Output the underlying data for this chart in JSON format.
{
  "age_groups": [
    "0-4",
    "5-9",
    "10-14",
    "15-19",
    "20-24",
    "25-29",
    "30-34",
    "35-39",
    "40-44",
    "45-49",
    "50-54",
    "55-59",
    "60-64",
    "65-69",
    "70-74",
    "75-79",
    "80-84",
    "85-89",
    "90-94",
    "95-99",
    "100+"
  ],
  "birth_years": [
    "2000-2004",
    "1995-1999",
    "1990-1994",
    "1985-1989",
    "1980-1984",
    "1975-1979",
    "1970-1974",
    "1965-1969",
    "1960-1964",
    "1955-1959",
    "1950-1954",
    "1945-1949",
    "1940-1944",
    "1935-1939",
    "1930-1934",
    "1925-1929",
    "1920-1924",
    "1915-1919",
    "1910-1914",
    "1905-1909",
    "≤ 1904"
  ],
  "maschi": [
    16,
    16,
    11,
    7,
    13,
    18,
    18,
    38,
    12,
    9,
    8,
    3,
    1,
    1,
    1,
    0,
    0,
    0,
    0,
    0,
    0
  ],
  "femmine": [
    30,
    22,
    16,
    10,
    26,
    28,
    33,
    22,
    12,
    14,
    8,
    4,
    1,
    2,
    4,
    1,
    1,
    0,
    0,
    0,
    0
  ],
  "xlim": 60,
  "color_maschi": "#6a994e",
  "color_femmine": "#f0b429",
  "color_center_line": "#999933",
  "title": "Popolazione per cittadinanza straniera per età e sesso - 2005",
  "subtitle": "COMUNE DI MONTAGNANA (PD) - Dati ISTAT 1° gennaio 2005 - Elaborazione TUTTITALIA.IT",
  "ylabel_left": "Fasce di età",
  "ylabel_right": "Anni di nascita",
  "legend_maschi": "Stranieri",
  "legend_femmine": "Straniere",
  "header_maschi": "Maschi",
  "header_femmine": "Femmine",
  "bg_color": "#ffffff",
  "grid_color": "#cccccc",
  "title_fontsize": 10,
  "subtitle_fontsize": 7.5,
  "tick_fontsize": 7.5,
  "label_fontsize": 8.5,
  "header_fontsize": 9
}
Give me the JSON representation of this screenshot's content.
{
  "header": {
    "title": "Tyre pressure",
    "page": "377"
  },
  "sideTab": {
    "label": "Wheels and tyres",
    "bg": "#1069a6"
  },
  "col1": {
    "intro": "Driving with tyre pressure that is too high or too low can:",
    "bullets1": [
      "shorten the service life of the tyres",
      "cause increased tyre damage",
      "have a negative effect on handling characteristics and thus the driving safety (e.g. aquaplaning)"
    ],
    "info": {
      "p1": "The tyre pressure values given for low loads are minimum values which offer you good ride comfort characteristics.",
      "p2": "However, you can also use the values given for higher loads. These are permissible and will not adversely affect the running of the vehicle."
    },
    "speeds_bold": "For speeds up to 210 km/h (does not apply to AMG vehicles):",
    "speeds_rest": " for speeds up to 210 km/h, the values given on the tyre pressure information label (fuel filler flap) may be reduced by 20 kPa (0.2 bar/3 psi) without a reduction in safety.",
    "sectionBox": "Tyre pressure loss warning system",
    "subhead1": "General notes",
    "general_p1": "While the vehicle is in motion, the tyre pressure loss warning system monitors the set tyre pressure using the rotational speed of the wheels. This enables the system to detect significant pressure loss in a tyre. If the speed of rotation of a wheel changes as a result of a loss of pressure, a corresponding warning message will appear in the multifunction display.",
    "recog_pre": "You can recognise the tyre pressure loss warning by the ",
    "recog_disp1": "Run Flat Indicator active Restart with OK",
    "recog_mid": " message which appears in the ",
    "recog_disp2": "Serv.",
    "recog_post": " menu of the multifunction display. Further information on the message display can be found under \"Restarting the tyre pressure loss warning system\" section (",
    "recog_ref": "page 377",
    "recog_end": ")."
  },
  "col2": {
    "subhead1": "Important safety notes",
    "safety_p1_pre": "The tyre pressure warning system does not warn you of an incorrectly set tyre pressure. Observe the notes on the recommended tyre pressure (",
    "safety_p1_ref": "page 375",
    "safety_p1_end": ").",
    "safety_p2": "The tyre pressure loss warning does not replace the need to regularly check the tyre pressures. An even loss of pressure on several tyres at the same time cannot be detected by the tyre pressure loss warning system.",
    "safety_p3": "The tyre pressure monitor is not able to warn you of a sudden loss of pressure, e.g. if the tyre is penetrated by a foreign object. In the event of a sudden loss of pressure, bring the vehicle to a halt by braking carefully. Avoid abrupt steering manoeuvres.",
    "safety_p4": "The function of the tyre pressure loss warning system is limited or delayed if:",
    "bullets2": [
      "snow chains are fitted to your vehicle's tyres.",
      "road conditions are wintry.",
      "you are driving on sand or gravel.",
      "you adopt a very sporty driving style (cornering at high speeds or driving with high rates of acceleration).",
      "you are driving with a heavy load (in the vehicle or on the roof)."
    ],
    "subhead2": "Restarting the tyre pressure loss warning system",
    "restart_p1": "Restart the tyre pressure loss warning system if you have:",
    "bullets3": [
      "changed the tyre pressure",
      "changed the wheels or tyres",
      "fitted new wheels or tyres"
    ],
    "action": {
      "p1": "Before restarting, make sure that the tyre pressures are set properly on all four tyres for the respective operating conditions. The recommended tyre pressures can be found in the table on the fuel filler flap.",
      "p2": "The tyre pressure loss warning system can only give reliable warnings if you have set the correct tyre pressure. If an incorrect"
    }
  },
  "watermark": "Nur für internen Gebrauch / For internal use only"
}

Given task:
Search the entries for the word "page" and copy every line that has it.

Solution to the exercise:
    "page": "377"
    "recog_ref": "page 377",
    "safety_p1_ref": "page 375",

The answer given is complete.